Provided records:
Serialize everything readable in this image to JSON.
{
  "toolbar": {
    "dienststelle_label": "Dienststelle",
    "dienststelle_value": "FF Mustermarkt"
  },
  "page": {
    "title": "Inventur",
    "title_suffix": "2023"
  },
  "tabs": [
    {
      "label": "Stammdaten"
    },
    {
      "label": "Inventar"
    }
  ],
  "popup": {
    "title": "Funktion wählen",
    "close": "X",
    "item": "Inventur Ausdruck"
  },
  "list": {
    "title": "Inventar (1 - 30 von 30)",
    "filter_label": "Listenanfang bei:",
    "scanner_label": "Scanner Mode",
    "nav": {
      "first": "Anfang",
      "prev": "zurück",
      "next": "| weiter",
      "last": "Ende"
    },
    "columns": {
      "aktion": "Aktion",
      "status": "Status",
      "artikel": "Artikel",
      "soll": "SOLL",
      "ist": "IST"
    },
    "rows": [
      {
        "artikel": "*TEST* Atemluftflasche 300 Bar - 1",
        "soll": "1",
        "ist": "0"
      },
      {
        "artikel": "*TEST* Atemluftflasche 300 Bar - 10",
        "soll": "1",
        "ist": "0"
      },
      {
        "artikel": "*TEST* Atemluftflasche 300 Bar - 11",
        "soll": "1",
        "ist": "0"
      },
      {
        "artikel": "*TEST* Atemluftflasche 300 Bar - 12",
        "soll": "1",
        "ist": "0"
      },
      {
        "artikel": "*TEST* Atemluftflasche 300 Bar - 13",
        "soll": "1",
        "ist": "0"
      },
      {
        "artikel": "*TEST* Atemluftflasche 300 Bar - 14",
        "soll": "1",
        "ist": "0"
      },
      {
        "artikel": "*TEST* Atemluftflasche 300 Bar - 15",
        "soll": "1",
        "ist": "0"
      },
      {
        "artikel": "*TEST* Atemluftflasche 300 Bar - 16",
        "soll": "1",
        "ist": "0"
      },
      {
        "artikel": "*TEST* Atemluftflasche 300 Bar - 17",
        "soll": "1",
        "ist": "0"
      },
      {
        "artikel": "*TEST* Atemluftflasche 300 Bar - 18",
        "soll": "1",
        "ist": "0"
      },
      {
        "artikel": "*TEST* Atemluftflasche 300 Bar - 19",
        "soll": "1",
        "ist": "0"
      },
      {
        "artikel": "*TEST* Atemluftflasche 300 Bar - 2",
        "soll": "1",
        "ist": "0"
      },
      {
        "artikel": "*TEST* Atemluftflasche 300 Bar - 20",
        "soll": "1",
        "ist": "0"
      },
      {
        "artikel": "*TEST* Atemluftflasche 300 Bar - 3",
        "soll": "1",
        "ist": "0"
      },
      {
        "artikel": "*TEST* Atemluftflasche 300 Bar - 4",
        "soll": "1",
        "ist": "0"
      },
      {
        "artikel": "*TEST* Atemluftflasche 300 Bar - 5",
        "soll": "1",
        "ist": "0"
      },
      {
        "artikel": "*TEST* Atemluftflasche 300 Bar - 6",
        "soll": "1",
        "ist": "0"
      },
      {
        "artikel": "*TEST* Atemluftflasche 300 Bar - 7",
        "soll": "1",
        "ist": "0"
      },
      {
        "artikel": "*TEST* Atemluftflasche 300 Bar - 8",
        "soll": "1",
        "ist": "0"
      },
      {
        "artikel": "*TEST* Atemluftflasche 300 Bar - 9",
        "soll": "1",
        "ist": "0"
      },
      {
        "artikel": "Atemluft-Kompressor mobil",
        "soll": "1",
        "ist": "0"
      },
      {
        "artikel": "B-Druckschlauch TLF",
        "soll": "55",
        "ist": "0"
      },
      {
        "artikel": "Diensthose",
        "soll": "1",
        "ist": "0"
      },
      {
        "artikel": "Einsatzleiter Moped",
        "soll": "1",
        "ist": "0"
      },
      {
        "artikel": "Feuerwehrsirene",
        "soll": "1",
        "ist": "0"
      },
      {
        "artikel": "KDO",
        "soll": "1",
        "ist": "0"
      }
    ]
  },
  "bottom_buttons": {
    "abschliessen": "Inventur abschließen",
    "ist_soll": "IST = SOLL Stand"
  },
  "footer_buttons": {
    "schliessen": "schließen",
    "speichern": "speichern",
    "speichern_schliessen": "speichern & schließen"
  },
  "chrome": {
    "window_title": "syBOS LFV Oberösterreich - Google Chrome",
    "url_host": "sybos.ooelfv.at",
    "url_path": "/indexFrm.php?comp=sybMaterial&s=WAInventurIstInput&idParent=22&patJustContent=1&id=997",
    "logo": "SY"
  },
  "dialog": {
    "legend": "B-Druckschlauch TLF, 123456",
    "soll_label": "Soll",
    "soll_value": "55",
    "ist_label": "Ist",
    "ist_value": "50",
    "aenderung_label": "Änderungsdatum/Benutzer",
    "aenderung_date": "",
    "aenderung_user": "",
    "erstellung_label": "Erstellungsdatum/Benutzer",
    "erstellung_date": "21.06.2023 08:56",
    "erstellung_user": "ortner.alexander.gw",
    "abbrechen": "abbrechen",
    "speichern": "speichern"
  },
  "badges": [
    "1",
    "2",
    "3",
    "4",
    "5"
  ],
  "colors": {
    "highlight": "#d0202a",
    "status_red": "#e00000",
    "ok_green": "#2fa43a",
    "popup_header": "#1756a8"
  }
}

Work to complete:
A single figure is required: the number of lines above in which the word "Benutzer" occurs.

Reply:
2